TO DO: Write out the entries below once more, exactly.

Stored data:
——————————

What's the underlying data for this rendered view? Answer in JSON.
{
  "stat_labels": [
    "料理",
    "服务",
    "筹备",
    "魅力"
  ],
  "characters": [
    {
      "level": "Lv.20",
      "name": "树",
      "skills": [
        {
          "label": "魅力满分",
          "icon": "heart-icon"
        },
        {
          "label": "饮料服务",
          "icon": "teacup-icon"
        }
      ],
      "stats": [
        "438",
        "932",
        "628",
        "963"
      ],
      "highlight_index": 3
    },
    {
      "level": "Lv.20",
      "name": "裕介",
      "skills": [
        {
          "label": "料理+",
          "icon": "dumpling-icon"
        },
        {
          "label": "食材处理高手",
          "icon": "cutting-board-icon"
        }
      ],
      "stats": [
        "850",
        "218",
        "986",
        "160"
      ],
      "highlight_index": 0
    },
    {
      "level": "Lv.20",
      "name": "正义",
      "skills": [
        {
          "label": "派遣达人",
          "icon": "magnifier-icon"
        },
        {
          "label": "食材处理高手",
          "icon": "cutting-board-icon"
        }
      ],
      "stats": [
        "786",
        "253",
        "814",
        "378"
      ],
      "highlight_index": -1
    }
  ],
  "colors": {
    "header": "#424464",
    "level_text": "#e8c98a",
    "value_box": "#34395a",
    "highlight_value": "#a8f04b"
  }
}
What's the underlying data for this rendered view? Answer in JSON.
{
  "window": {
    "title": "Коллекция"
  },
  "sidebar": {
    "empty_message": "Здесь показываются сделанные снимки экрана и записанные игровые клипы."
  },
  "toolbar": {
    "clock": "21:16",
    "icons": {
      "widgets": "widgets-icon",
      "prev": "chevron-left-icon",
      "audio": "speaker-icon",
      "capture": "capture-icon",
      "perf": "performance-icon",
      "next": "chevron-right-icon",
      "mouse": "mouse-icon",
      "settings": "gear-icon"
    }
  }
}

——————————

OUTPUT OF THE TASK:
What's the underlying data for this rendered view? Answer in JSON.
{
  "stat_labels": [
    "料理",
    "服务",
    "筹备",
    "魅力"
  ],
  "characters": [
    {
      "level": "Lv.20",
      "name": "树",
      "skills": [
        {
          "label": "魅力满分",
          "icon": "heart-icon"
        },
        {
          "label": "饮料服务",
          "icon": "teacup-icon"
        }
      ],
      "stats": [
        "438",
        "932",
        "628",
        "963"
      ],
      "highlight_index": 3
    },
    {
      "level": "Lv.20",
      "name": "裕介",
      "skills": [
        {
          "label": "料理+",
          "icon": "dumpling-icon"
        },
        {
          "label": "食材处理高手",
          "icon": "cutting-board-icon"
        }
      ],
      "stats": [
        "850",
        "218",
        "986",
        "160"
      ],
      "highlight_index": 0
    },
    {
      "level": "Lv.20",
      "name": "正义",
      "skills": [
        {
          "label": "派遣达人",
          "icon": "magnifier-icon"
        },
        {
          "label": "食材处理高手",
          "icon": "cutting-board-icon"
        }
      ],
      "stats": [
        "786",
        "253",
        "814",
        "378"
      ],
      "highlight_index": -1
    }
  ],
  "colors": {
    "header": "#424464",
    "level_text": "#e8c98a",
    "value_box": "#34395a",
    "highlight_value": "#a8f04b"
  }
}
What's the underlying data for this rendered view? Answer in JSON.
{
  "window": {
    "title": "Коллекция"
  },
  "sidebar": {
    "empty_message": "Здесь показываются сделанные снимки экрана и записанные игровые клипы."
  },
  "toolbar": {
    "clock": "21:16",
    "icons": {
      "widgets": "widgets-icon",
      "prev": "chevron-left-icon",
      "audio": "speaker-icon",
      "capture": "capture-icon",
      "perf": "performance-icon",
      "next": "chevron-right-icon",
      "mouse": "mouse-icon",
      "settings": "gear-icon"
    }
  }
}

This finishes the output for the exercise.